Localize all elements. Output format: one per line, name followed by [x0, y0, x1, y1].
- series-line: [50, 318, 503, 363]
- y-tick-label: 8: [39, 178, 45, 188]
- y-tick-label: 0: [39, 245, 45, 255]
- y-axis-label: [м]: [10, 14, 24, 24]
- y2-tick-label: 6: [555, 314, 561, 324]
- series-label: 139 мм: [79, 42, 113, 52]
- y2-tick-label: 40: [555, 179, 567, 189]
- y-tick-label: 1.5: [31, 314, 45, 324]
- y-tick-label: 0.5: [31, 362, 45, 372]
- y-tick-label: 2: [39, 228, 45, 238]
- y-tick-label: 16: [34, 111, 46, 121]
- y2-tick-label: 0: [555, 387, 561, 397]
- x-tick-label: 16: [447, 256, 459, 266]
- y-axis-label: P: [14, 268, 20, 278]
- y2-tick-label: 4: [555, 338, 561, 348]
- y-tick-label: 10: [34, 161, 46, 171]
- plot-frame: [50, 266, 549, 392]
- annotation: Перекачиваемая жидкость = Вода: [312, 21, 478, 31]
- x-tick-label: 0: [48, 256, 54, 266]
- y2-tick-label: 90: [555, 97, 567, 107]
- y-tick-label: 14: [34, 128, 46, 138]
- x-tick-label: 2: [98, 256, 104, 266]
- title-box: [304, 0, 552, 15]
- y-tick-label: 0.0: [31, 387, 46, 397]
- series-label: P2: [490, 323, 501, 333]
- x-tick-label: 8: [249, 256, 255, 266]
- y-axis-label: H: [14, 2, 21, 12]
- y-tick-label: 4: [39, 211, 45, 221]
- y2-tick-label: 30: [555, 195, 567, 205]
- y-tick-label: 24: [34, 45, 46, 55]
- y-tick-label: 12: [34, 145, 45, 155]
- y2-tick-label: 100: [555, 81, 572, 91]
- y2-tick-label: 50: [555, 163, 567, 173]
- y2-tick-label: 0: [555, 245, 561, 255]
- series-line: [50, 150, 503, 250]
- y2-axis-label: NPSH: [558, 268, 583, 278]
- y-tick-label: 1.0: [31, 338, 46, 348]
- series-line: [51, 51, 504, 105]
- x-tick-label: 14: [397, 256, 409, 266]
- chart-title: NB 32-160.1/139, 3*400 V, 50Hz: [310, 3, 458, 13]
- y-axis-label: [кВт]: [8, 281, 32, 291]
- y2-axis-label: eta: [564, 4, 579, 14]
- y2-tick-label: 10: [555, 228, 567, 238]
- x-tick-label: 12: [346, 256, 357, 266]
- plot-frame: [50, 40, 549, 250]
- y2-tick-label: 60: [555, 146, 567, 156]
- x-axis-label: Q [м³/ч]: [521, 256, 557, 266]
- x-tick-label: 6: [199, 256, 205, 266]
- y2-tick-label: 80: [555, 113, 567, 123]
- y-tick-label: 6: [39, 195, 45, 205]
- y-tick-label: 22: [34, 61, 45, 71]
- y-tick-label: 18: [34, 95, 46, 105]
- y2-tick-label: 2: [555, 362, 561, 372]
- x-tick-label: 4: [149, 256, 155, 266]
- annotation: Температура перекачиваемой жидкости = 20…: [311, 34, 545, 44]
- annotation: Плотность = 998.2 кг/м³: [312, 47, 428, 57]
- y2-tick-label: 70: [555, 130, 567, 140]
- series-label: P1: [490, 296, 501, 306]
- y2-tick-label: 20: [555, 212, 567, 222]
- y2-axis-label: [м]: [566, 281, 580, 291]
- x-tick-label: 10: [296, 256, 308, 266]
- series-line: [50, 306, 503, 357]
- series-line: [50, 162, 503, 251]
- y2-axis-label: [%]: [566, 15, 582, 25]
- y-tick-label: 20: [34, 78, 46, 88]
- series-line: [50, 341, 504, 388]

────────────────────

* **The task**
Copy all of the entries above, line for line, with no changes.

* **Answer to this problem**
Localize all elements. Output format: one per line, name followed by [x0, y0, x1, y1].
- series-line: [50, 318, 503, 363]
- y-tick-label: 8: [39, 178, 45, 188]
- y-tick-label: 0: [39, 245, 45, 255]
- y-axis-label: [м]: [10, 14, 24, 24]
- y2-tick-label: 6: [555, 314, 561, 324]
- series-label: 139 мм: [79, 42, 113, 52]
- y2-tick-label: 40: [555, 179, 567, 189]
- y-tick-label: 1.5: [31, 314, 45, 324]
- y-tick-label: 0.5: [31, 362, 45, 372]
- y-tick-label: 2: [39, 228, 45, 238]
- y-tick-label: 16: [34, 111, 46, 121]
- y2-tick-label: 0: [555, 387, 561, 397]
- x-tick-label: 16: [447, 256, 459, 266]
- y-axis-label: P: [14, 268, 20, 278]
- y2-tick-label: 4: [555, 338, 561, 348]
- y-tick-label: 10: [34, 161, 46, 171]
- plot-frame: [50, 266, 549, 392]
- annotation: Перекачиваемая жидкость = Вода: [312, 21, 478, 31]
- x-tick-label: 0: [48, 256, 54, 266]
- y2-tick-label: 90: [555, 97, 567, 107]
- y-tick-label: 14: [34, 128, 46, 138]
- x-tick-label: 2: [98, 256, 104, 266]
- title-box: [304, 0, 552, 15]
- y-tick-label: 0.0: [31, 387, 46, 397]
- series-label: P2: [490, 323, 501, 333]
- x-tick-label: 8: [249, 256, 255, 266]
- y-axis-label: H: [14, 2, 21, 12]
- y-tick-label: 4: [39, 211, 45, 221]
- y2-tick-label: 30: [555, 195, 567, 205]
- y-tick-label: 24: [34, 45, 46, 55]
- y-tick-label: 12: [34, 145, 45, 155]
- y2-tick-label: 100: [555, 81, 572, 91]
- y2-tick-label: 50: [555, 163, 567, 173]
- y2-tick-label: 0: [555, 245, 561, 255]
- series-line: [50, 150, 503, 250]
- y2-axis-label: NPSH: [558, 268, 583, 278]
- y-tick-label: 1.0: [31, 338, 46, 348]
- series-line: [51, 51, 504, 105]
- x-tick-label: 14: [397, 256, 409, 266]
- chart-title: NB 32-160.1/139, 3*400 V, 50Hz: [310, 3, 458, 13]
- y-axis-label: [кВт]: [8, 281, 32, 291]
- y2-axis-label: eta: [564, 4, 579, 14]
- y2-tick-label: 10: [555, 228, 567, 238]
- x-tick-label: 12: [346, 256, 357, 266]
- plot-frame: [50, 40, 549, 250]
- y2-tick-label: 60: [555, 146, 567, 156]
- x-axis-label: Q [м³/ч]: [521, 256, 557, 266]
- x-tick-label: 6: [199, 256, 205, 266]
- y2-tick-label: 80: [555, 113, 567, 123]
- y-tick-label: 6: [39, 195, 45, 205]
- y-tick-label: 22: [34, 61, 45, 71]
- y-tick-label: 18: [34, 95, 46, 105]
- y2-tick-label: 2: [555, 362, 561, 372]
- x-tick-label: 4: [149, 256, 155, 266]
- annotation: Температура перекачиваемой жидкости = 20…: [311, 34, 545, 44]
- annotation: Плотность = 998.2 кг/м³: [312, 47, 428, 57]
- y2-tick-label: 70: [555, 130, 567, 140]
- series-label: P1: [490, 296, 501, 306]
- y2-tick-label: 20: [555, 212, 567, 222]
- y2-axis-label: [м]: [566, 281, 580, 291]
- x-tick-label: 10: [296, 256, 308, 266]
- series-line: [50, 306, 503, 357]
- series-line: [50, 162, 503, 251]
- y2-axis-label: [%]: [566, 15, 582, 25]
- y-tick-label: 20: [34, 78, 46, 88]
- series-line: [50, 341, 504, 388]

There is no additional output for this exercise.